== Objective ==
Retype the full set of records. Keep every character identical.
┌─ The records
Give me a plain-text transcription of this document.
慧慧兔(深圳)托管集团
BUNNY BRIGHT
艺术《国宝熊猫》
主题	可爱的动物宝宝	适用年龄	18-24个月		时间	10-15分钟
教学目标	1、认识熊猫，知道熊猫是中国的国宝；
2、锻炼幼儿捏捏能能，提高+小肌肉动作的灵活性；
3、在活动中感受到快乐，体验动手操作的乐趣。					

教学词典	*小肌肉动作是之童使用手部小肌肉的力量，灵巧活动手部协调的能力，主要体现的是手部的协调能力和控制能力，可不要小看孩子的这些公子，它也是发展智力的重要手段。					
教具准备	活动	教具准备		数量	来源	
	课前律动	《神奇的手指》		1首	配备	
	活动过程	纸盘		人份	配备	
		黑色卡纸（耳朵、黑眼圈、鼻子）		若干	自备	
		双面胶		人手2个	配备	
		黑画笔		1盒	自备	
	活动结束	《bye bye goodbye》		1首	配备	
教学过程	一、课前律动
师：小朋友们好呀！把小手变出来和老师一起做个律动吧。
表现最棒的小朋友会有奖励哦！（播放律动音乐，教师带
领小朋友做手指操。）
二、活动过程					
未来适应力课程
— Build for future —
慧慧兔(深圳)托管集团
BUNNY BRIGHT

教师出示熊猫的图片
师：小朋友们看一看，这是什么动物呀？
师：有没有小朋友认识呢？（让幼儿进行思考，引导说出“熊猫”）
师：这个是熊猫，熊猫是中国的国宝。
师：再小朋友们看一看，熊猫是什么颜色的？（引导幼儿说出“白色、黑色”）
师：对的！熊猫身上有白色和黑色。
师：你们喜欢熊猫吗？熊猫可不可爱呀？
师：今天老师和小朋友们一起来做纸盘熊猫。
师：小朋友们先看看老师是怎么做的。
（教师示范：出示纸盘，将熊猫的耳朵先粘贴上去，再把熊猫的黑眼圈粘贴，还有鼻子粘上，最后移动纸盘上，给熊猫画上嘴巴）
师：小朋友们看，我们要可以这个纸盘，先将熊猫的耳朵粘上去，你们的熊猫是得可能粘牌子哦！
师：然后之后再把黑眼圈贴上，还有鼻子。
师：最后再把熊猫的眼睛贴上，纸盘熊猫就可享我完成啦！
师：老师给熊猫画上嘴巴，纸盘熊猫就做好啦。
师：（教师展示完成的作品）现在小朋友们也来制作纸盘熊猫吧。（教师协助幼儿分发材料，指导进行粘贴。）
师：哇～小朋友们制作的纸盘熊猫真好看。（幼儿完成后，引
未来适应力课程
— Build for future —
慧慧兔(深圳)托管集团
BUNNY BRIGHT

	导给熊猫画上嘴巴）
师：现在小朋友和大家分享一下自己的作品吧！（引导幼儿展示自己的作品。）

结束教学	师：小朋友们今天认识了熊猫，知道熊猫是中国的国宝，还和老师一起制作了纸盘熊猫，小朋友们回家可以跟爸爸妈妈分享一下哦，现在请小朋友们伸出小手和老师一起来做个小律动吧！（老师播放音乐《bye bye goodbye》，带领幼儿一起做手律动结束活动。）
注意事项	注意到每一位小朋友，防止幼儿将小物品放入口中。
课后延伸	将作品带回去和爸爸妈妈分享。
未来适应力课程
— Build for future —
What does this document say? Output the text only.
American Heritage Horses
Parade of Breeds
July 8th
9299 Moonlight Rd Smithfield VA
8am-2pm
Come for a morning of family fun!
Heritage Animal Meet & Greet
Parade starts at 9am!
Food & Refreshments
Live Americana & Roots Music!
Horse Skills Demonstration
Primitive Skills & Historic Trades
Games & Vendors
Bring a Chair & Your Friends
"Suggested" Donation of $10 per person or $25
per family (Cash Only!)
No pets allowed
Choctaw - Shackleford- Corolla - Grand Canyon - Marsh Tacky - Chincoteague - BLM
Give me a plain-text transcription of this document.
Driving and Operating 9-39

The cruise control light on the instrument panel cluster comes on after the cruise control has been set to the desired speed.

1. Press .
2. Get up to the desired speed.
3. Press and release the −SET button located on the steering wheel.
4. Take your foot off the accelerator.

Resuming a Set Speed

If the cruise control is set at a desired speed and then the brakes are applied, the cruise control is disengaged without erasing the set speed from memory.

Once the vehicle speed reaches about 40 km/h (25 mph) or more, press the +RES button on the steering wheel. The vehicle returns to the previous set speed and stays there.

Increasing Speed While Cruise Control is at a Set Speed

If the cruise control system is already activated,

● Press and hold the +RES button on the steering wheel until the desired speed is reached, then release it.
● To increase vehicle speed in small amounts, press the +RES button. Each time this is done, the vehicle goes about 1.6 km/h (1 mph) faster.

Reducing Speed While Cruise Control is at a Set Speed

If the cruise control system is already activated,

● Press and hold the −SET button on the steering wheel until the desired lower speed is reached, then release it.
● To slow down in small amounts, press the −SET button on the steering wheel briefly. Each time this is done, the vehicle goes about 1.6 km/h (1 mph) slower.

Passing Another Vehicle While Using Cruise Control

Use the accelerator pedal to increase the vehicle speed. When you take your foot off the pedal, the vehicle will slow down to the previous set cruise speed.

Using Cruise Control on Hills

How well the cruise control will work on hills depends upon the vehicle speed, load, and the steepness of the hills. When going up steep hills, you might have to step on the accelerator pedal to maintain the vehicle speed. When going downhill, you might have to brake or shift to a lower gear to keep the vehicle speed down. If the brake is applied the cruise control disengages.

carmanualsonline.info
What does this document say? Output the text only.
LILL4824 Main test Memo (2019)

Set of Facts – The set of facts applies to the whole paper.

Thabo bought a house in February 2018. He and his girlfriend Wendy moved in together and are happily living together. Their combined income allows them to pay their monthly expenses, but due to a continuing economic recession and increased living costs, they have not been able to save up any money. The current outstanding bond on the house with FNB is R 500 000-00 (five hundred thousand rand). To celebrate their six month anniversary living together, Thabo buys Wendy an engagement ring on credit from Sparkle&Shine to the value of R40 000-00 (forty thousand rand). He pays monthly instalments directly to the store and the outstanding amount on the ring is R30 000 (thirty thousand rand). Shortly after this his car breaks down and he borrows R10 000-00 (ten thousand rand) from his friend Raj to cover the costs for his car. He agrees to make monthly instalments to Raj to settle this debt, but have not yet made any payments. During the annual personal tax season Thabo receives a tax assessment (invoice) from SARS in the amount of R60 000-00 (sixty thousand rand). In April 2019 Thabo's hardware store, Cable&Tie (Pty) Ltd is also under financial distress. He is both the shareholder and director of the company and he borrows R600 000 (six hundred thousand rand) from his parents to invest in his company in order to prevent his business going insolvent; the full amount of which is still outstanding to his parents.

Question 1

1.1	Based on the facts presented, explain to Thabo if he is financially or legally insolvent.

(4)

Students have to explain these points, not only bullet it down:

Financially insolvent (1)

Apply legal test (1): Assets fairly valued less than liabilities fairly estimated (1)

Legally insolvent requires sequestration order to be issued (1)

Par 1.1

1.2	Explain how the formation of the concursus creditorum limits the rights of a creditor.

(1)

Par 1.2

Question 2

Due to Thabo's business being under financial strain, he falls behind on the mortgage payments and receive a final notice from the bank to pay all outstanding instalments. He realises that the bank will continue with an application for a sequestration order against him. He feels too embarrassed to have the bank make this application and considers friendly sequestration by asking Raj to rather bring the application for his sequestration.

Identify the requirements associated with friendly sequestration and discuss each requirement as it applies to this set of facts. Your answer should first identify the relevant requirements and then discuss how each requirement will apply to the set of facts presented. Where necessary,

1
└─
== Final result ==
Give me a plain-text transcription of this document.
慧慧兔(深圳)托管集团
BUNNY BRIGHT
艺术《国宝熊猫》
主题	可爱的动物宝宝	适用年龄	18-24个月		时间	10-15分钟
教学目标	1、认识熊猫，知道熊猫是中国的国宝；
2、锻炼幼儿捏捏能能，提高+小肌肉动作的灵活性；
3、在活动中感受到快乐，体验动手操作的乐趣。					

教学词典	*小肌肉动作是之童使用手部小肌肉的力量，灵巧活动手部协调的能力，主要体现的是手部的协调能力和控制能力，可不要小看孩子的这些公子，它也是发展智力的重要手段。					
教具准备	活动	教具准备		数量	来源	
	课前律动	《神奇的手指》		1首	配备	
	活动过程	纸盘		人份	配备	
		黑色卡纸（耳朵、黑眼圈、鼻子）		若干	自备	
		双面胶		人手2个	配备	
		黑画笔		1盒	自备	
	活动结束	《bye bye goodbye》		1首	配备	
教学过程	一、课前律动
师：小朋友们好呀！把小手变出来和老师一起做个律动吧。
表现最棒的小朋友会有奖励哦！（播放律动音乐，教师带
领小朋友做手指操。）
二、活动过程					
未来适应力课程
— Build for future —
慧慧兔(深圳)托管集团
BUNNY BRIGHT

教师出示熊猫的图片
师：小朋友们看一看，这是什么动物呀？
师：有没有小朋友认识呢？（让幼儿进行思考，引导说出“熊猫”）
师：这个是熊猫，熊猫是中国的国宝。
师：再小朋友们看一看，熊猫是什么颜色的？（引导幼儿说出“白色、黑色”）
师：对的！熊猫身上有白色和黑色。
师：你们喜欢熊猫吗？熊猫可不可爱呀？
师：今天老师和小朋友们一起来做纸盘熊猫。
师：小朋友们先看看老师是怎么做的。
（教师示范：出示纸盘，将熊猫的耳朵先粘贴上去，再把熊猫的黑眼圈粘贴，还有鼻子粘上，最后移动纸盘上，给熊猫画上嘴巴）
师：小朋友们看，我们要可以这个纸盘，先将熊猫的耳朵粘上去，你们的熊猫是得可能粘牌子哦！
师：然后之后再把黑眼圈贴上，还有鼻子。
师：最后再把熊猫的眼睛贴上，纸盘熊猫就可享我完成啦！
师：老师给熊猫画上嘴巴，纸盘熊猫就做好啦。
师：（教师展示完成的作品）现在小朋友们也来制作纸盘熊猫吧。（教师协助幼儿分发材料，指导进行粘贴。）
师：哇～小朋友们制作的纸盘熊猫真好看。（幼儿完成后，引
未来适应力课程
— Build for future —
慧慧兔(深圳)托管集团
BUNNY BRIGHT

	导给熊猫画上嘴巴）
师：现在小朋友和大家分享一下自己的作品吧！（引导幼儿展示自己的作品。）

结束教学	师：小朋友们今天认识了熊猫，知道熊猫是中国的国宝，还和老师一起制作了纸盘熊猫，小朋友们回家可以跟爸爸妈妈分享一下哦，现在请小朋友们伸出小手和老师一起来做个小律动吧！（老师播放音乐《bye bye goodbye》，带领幼儿一起做手律动结束活动。）
注意事项	注意到每一位小朋友，防止幼儿将小物品放入口中。
课后延伸	将作品带回去和爸爸妈妈分享。
未来适应力课程
— Build for future —
What does this document say? Output the text only.
American Heritage Horses
Parade of Breeds
July 8th
9299 Moonlight Rd Smithfield VA
8am-2pm
Come for a morning of family fun!
Heritage Animal Meet & Greet
Parade starts at 9am!
Food & Refreshments
Live Americana & Roots Music!
Horse Skills Demonstration
Primitive Skills & Historic Trades
Games & Vendors
Bring a Chair & Your Friends
"Suggested" Donation of $10 per person or $25
per family (Cash Only!)
No pets allowed
Choctaw - Shackleford- Corolla - Grand Canyon - Marsh Tacky - Chincoteague - BLM
Give me a plain-text transcription of this document.
Driving and Operating 9-39

The cruise control light on the instrument panel cluster comes on after the cruise control has been set to the desired speed.

1. Press .
2. Get up to the desired speed.
3. Press and release the −SET button located on the steering wheel.
4. Take your foot off the accelerator.

Resuming a Set Speed

If the cruise control is set at a desired speed and then the brakes are applied, the cruise control is disengaged without erasing the set speed from memory.

Once the vehicle speed reaches about 40 km/h (25 mph) or more, press the +RES button on the steering wheel. The vehicle returns to the previous set speed and stays there.

Increasing Speed While Cruise Control is at a Set Speed

If the cruise control system is already activated,

● Press and hold the +RES button on the steering wheel until the desired speed is reached, then release it.
● To increase vehicle speed in small amounts, press the +RES button. Each time this is done, the vehicle goes about 1.6 km/h (1 mph) faster.

Reducing Speed While Cruise Control is at a Set Speed

If the cruise control system is already activated,

● Press and hold the −SET button on the steering wheel until the desired lower speed is reached, then release it.
● To slow down in small amounts, press the −SET button on the steering wheel briefly. Each time this is done, the vehicle goes about 1.6 km/h (1 mph) slower.

Passing Another Vehicle While Using Cruise Control

Use the accelerator pedal to increase the vehicle speed. When you take your foot off the pedal, the vehicle will slow down to the previous set cruise speed.

Using Cruise Control on Hills

How well the cruise control will work on hills depends upon the vehicle speed, load, and the steepness of the hills. When going up steep hills, you might have to step on the accelerator pedal to maintain the vehicle speed. When going downhill, you might have to brake or shift to a lower gear to keep the vehicle speed down. If the brake is applied the cruise control disengages.

carmanualsonline.info
What does this document say? Output the text only.
LILL4824 Main test Memo (2019)

Set of Facts – The set of facts applies to the whole paper.

Thabo bought a house in February 2018. He and his girlfriend Wendy moved in together and are happily living together. Their combined income allows them to pay their monthly expenses, but due to a continuing economic recession and increased living costs, they have not been able to save up any money. The current outstanding bond on the house with FNB is R 500 000-00 (five hundred thousand rand). To celebrate their six month anniversary living together, Thabo buys Wendy an engagement ring on credit from Sparkle&Shine to the value of R40 000-00 (forty thousand rand). He pays monthly instalments directly to the store and the outstanding amount on the ring is R30 000 (thirty thousand rand). Shortly after this his car breaks down and he borrows R10 000-00 (ten thousand rand) from his friend Raj to cover the costs for his car. He agrees to make monthly instalments to Raj to settle this debt, but have not yet made any payments. During the annual personal tax season Thabo receives a tax assessment (invoice) from SARS in the amount of R60 000-00 (sixty thousand rand). In April 2019 Thabo's hardware store, Cable&Tie (Pty) Ltd is also under financial distress. He is both the shareholder and director of the company and he borrows R600 000 (six hundred thousand rand) from his parents to invest in his company in order to prevent his business going insolvent; the full amount of which is still outstanding to his parents.

Question 1

1.1	Based on the facts presented, explain to Thabo if he is financially or legally insolvent.

(4)

Students have to explain these points, not only bullet it down:

Financially insolvent (1)

Apply legal test (1): Assets fairly valued less than liabilities fairly estimated (1)

Legally insolvent requires sequestration order to be issued (1)

Par 1.1

1.2	Explain how the formation of the concursus creditorum limits the rights of a creditor.

(1)

Par 1.2

Question 2

Due to Thabo's business being under financial strain, he falls behind on the mortgage payments and receive a final notice from the bank to pay all outstanding instalments. He realises that the bank will continue with an application for a sequestration order against him. He feels too embarrassed to have the bank make this application and considers friendly sequestration by asking Raj to rather bring the application for his sequestration.

Identify the requirements associated with friendly sequestration and discuss each requirement as it applies to this set of facts. Your answer should first identify the relevant requirements and then discuss how each requirement will apply to the set of facts presented. Where necessary,

1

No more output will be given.